Go through the entries one line at a time, and gather every line that has the word "growing".

> _DATA SHOWN_
>> begin
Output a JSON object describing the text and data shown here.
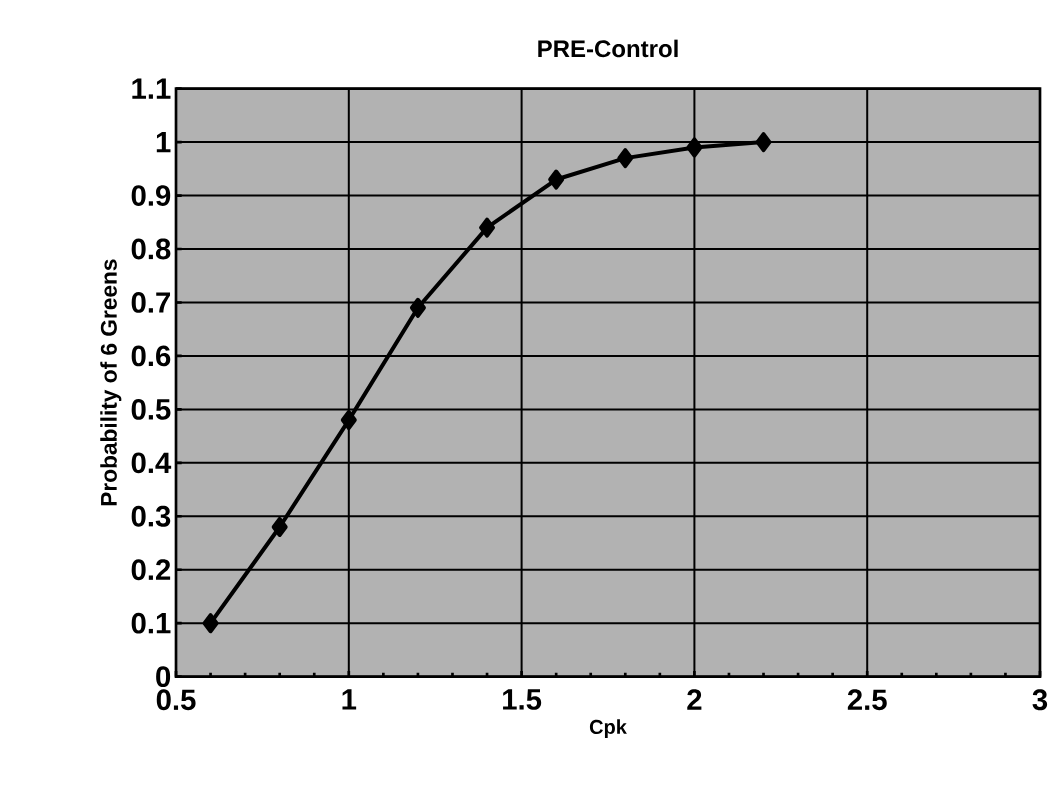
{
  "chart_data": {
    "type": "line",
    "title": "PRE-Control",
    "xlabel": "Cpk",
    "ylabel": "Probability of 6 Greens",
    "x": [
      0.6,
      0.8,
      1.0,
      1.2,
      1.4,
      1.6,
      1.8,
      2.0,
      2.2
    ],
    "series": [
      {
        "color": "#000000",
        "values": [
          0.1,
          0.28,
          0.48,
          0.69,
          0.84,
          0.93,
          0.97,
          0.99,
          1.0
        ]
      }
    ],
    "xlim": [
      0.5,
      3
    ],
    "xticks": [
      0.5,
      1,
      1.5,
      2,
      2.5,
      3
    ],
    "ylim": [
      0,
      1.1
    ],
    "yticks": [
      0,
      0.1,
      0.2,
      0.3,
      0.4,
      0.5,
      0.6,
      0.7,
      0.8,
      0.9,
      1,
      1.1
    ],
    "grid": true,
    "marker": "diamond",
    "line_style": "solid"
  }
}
>> end
>> begin
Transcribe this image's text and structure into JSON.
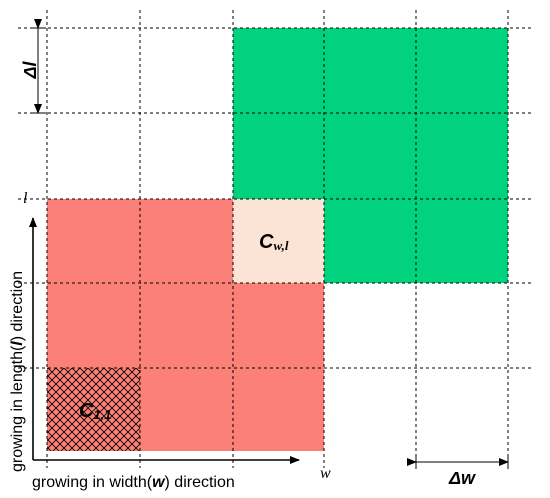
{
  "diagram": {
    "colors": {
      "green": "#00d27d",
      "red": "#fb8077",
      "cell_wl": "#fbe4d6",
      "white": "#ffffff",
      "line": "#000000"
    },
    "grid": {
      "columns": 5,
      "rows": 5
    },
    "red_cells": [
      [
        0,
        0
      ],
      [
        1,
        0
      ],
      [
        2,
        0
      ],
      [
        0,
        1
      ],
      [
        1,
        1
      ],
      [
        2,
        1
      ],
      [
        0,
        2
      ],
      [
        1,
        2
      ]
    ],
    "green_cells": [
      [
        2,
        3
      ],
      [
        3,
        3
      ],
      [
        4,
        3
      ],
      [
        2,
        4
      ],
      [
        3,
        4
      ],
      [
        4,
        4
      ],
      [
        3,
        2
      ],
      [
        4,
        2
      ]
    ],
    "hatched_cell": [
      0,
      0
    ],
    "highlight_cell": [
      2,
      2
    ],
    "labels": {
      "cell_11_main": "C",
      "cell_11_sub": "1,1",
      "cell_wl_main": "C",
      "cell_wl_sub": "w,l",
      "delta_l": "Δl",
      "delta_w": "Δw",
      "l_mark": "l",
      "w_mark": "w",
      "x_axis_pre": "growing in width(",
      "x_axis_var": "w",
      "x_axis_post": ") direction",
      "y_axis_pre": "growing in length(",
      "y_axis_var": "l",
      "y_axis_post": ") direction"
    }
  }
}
>> end
> _FULL SOLUTION_
      "x_axis_pre": "growing in width(",
      "y_axis_pre": "growing in length(",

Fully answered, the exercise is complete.